## DATA SUPPLIED
···
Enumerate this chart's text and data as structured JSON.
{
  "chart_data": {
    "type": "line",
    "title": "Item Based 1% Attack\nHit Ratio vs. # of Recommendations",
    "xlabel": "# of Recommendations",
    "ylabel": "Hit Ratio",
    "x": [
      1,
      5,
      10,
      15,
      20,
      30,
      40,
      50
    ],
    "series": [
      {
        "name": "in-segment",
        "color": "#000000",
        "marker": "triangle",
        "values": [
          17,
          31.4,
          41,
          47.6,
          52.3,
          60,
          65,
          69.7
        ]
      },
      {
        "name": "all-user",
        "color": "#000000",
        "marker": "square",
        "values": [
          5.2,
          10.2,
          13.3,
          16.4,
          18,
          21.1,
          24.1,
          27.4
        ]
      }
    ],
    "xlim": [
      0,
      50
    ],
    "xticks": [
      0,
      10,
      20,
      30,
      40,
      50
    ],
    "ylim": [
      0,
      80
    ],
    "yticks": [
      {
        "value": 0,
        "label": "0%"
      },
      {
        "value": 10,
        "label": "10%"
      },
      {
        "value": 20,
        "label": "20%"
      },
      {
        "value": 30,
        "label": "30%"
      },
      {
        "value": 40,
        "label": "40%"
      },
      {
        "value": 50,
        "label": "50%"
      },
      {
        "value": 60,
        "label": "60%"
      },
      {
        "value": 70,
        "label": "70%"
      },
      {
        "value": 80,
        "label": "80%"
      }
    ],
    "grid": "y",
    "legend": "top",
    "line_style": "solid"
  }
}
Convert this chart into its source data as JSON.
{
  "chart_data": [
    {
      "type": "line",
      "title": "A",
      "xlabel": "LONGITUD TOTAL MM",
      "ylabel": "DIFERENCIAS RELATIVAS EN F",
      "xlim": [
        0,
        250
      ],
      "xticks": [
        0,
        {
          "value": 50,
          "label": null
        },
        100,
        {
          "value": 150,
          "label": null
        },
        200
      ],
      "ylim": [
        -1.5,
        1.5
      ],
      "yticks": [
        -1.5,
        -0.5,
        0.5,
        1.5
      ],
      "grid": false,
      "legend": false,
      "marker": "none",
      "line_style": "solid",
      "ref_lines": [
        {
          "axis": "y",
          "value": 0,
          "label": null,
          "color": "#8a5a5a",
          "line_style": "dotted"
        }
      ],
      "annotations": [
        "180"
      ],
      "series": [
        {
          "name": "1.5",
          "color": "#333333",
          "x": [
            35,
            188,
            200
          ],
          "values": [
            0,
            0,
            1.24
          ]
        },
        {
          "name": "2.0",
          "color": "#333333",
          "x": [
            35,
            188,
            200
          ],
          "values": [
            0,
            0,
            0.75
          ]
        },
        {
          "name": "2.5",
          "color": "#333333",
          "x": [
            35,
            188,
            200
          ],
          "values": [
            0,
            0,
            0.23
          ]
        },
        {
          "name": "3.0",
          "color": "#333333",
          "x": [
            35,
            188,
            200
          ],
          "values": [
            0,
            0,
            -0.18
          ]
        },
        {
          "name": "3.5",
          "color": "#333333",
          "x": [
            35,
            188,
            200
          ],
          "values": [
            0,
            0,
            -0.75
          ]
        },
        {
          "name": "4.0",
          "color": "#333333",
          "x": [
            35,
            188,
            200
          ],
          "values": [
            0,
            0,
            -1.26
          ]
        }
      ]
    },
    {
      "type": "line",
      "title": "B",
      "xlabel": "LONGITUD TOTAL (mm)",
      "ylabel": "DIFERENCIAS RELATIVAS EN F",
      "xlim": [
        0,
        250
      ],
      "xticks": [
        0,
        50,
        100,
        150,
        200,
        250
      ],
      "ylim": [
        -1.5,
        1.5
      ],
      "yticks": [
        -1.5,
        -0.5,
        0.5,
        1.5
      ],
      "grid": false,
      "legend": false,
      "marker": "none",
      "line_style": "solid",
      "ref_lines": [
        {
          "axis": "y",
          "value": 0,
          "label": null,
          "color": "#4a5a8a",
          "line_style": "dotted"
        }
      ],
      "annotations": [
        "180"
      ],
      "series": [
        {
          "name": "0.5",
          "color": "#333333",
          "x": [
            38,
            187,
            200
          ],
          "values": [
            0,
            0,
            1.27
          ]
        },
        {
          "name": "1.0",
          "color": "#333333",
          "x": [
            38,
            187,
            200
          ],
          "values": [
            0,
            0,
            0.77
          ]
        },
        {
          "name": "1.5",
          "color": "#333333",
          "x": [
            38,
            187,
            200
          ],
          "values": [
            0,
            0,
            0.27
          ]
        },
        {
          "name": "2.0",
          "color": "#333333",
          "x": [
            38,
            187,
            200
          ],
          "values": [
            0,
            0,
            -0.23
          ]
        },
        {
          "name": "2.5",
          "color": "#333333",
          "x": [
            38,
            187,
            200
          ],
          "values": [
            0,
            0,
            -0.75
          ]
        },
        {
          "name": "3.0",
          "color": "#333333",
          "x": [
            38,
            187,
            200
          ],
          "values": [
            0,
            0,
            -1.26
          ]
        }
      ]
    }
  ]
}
···
Copy out every line of the data that includes the word "LONGITUD".

## CORRECT RESULT
      "xlabel": "LONGITUD TOTAL MM",
      "xlabel": "LONGITUD TOTAL (mm)",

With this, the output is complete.